# Aim of the task:
Each line of the material below that holds the word "Salinity" needs to be copied.

# Material:
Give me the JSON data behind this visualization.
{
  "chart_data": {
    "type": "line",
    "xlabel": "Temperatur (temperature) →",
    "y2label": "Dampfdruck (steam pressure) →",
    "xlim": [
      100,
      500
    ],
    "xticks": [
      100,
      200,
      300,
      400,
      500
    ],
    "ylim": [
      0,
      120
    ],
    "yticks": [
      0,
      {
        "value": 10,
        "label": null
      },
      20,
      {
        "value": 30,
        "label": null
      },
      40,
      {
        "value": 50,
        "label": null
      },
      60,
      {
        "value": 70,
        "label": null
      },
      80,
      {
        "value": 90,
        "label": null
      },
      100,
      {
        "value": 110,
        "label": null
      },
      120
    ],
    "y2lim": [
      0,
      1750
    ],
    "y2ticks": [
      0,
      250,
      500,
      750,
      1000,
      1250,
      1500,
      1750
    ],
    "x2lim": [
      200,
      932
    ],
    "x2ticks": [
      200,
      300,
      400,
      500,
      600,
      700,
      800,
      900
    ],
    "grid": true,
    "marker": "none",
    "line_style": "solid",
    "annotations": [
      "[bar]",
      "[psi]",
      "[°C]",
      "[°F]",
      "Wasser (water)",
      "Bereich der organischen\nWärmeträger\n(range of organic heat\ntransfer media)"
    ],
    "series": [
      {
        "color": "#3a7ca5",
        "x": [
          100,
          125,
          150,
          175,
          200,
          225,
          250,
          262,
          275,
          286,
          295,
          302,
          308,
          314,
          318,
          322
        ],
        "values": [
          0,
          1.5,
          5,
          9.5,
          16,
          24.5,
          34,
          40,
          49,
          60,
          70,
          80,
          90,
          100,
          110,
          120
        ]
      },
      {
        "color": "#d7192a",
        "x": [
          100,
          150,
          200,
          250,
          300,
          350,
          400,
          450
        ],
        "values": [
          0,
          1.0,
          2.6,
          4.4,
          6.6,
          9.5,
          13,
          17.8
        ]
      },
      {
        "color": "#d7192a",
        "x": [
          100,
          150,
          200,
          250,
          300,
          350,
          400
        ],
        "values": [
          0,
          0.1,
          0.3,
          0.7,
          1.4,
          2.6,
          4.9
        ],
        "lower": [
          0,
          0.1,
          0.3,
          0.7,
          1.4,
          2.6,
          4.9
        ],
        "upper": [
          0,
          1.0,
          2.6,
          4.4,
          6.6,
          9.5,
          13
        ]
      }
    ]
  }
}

---

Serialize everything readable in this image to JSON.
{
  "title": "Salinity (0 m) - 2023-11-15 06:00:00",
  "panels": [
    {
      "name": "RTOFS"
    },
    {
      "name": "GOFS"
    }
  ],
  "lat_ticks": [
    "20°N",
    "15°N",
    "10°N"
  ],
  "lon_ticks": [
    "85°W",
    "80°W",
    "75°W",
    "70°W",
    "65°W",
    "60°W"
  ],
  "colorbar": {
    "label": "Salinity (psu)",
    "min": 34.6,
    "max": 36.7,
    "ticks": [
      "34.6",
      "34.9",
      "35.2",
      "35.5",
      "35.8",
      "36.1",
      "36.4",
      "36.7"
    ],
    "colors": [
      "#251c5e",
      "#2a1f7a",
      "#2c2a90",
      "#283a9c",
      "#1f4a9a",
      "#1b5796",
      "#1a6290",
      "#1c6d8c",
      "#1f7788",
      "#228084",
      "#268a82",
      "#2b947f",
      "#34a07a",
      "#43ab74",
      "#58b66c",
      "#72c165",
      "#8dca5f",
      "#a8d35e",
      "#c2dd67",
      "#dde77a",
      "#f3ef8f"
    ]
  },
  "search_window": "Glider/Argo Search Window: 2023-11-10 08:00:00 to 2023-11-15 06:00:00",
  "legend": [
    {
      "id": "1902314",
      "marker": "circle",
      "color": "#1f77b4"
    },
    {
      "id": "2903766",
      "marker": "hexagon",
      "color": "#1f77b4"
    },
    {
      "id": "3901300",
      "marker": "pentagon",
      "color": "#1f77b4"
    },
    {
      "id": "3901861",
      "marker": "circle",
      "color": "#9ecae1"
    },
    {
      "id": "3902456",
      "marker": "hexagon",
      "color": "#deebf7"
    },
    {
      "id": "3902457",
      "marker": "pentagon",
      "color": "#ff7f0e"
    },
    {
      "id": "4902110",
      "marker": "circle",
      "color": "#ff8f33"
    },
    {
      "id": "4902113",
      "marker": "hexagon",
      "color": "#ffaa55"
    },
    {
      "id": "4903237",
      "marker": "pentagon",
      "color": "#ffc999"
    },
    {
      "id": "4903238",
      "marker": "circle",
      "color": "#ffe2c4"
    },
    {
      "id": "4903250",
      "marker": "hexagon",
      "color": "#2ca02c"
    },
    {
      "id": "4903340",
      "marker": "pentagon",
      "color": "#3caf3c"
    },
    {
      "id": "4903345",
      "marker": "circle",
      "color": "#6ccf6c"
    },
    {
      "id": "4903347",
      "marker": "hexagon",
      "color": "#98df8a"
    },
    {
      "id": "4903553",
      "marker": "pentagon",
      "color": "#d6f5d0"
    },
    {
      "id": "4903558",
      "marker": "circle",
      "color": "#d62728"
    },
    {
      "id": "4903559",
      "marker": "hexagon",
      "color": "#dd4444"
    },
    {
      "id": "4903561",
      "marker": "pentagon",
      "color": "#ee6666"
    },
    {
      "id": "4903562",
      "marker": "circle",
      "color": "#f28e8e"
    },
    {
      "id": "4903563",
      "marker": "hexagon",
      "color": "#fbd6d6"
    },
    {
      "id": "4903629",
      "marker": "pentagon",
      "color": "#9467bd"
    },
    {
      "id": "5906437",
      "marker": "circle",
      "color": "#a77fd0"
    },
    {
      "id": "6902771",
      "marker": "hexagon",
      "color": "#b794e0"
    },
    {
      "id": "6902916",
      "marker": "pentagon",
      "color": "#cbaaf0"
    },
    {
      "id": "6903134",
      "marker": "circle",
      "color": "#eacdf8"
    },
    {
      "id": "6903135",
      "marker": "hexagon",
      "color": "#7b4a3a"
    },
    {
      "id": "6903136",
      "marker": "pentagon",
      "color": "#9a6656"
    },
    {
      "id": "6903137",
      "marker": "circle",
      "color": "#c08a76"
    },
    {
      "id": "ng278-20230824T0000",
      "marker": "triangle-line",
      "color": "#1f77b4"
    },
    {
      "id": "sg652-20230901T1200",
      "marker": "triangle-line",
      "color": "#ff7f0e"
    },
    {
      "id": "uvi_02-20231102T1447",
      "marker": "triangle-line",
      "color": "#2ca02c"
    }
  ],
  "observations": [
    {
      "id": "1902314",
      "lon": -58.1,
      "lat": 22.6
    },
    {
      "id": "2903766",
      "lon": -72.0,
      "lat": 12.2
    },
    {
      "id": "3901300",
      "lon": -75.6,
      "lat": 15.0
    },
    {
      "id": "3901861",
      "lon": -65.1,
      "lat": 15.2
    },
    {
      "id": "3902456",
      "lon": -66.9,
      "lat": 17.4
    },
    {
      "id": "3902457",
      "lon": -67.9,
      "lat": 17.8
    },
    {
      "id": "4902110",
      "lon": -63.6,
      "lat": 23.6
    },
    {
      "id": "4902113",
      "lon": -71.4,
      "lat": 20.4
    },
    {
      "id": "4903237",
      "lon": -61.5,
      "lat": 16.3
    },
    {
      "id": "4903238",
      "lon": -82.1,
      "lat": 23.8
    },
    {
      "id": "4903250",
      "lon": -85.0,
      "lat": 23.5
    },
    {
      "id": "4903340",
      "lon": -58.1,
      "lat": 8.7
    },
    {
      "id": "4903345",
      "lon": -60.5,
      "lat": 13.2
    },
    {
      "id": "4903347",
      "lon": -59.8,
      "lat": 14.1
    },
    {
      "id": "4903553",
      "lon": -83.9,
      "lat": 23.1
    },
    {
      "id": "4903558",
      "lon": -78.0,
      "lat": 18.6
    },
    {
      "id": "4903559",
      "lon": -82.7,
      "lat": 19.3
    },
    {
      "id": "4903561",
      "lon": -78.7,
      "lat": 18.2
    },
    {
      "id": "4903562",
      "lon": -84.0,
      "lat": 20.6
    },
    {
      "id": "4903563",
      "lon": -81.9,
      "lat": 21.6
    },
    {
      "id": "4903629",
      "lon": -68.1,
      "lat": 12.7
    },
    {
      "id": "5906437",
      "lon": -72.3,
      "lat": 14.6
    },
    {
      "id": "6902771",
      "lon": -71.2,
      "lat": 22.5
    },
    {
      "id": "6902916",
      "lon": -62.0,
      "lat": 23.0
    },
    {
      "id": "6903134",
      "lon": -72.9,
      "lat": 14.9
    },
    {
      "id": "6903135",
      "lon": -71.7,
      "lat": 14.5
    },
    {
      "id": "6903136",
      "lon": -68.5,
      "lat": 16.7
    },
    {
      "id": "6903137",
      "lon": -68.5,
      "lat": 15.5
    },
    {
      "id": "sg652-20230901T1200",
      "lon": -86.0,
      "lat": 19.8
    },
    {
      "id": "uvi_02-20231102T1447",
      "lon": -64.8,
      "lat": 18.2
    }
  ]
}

==

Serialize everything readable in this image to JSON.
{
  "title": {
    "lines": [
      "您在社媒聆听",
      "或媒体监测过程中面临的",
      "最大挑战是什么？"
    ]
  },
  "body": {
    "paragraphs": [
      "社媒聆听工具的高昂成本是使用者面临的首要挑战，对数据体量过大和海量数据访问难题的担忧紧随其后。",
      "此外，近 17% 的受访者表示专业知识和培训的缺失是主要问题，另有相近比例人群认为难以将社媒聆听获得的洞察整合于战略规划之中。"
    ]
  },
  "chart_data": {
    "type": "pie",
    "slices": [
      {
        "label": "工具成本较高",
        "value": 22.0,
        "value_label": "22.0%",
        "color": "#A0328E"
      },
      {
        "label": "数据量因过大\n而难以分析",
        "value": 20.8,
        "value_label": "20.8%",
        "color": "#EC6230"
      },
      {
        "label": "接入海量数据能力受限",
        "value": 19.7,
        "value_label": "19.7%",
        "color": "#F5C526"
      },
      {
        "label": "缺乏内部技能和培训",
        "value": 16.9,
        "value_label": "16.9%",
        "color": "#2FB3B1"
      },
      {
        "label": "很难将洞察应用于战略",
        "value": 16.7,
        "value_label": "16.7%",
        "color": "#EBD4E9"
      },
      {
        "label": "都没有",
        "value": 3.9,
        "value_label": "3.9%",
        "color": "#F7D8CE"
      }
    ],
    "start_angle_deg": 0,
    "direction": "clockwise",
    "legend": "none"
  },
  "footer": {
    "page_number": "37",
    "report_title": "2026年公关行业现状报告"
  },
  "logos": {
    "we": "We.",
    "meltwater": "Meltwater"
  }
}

# Solution to this task:
  "title": "Salinity (0 m) - 2023-11-15 06:00:00",
    "label": "Salinity (psu)",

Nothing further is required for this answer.